## WORK REQUIRED
Nothing but the lines from the one that contains "Serialize everything readable" through the end of the listing should appear, set down exactly.

Rows from a figure dataset
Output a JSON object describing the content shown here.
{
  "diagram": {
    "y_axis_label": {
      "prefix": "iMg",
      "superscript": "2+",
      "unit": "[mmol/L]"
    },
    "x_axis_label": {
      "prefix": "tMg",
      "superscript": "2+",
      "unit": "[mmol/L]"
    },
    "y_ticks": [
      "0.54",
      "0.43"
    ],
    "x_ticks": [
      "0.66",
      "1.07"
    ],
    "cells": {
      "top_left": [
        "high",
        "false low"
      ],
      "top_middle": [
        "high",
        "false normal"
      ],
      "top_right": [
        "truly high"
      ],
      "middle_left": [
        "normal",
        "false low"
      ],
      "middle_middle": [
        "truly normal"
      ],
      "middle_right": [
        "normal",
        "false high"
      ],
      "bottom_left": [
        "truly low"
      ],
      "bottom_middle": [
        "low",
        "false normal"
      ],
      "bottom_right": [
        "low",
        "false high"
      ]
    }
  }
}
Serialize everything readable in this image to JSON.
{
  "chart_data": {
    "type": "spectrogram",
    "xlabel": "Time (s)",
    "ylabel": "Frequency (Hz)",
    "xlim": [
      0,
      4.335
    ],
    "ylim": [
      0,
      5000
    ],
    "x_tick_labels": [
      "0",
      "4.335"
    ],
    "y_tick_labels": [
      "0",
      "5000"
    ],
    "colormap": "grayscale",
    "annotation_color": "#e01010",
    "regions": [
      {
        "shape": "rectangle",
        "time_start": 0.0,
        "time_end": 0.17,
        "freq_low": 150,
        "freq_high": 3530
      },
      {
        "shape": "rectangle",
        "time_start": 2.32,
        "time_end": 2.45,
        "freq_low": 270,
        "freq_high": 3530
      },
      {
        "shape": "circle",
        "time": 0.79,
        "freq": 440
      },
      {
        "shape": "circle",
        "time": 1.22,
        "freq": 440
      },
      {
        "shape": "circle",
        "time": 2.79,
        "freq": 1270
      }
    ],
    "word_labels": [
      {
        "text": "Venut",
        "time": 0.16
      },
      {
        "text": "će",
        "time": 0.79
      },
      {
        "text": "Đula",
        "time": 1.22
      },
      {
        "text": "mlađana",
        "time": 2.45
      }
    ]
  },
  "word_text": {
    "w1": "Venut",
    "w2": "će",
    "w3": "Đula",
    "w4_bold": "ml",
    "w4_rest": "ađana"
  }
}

## OUTPUT
Serialize everything readable in this image to JSON.
{
  "chart_data": {
    "type": "spectrogram",
    "xlabel": "Time (s)",
    "ylabel": "Frequency (Hz)",
    "xlim": [
      0,
      4.335
    ],
    "ylim": [
      0,
      5000
    ],
    "x_tick_labels": [
      "0",
      "4.335"
    ],
    "y_tick_labels": [
      "0",
      "5000"
    ],
    "colormap": "grayscale",
    "annotation_color": "#e01010",
    "regions": [
      {
        "shape": "rectangle",
        "time_start": 0.0,
        "time_end": 0.17,
        "freq_low": 150,
        "freq_high": 3530
      },
      {
        "shape": "rectangle",
        "time_start": 2.32,
        "time_end": 2.45,
        "freq_low": 270,
        "freq_high": 3530
      },
      {
        "shape": "circle",
        "time": 0.79,
        "freq": 440
      },
      {
        "shape": "circle",
        "time": 1.22,
        "freq": 440
      },
      {
        "shape": "circle",
        "time": 2.79,
        "freq": 1270
      }
    ],
    "word_labels": [
      {
        "text": "Venut",
        "time": 0.16
      },
      {
        "text": "će",
        "time": 0.79
      },
      {
        "text": "Đula",
        "time": 1.22
      },
      {
        "text": "mlađana",
        "time": 2.45
      }
    ]
  },
  "word_text": {
    "w1": "Venut",
    "w2": "će",
    "w3": "Đula",
    "w4_bold": "ml",
    "w4_rest": "ađana"
  }
}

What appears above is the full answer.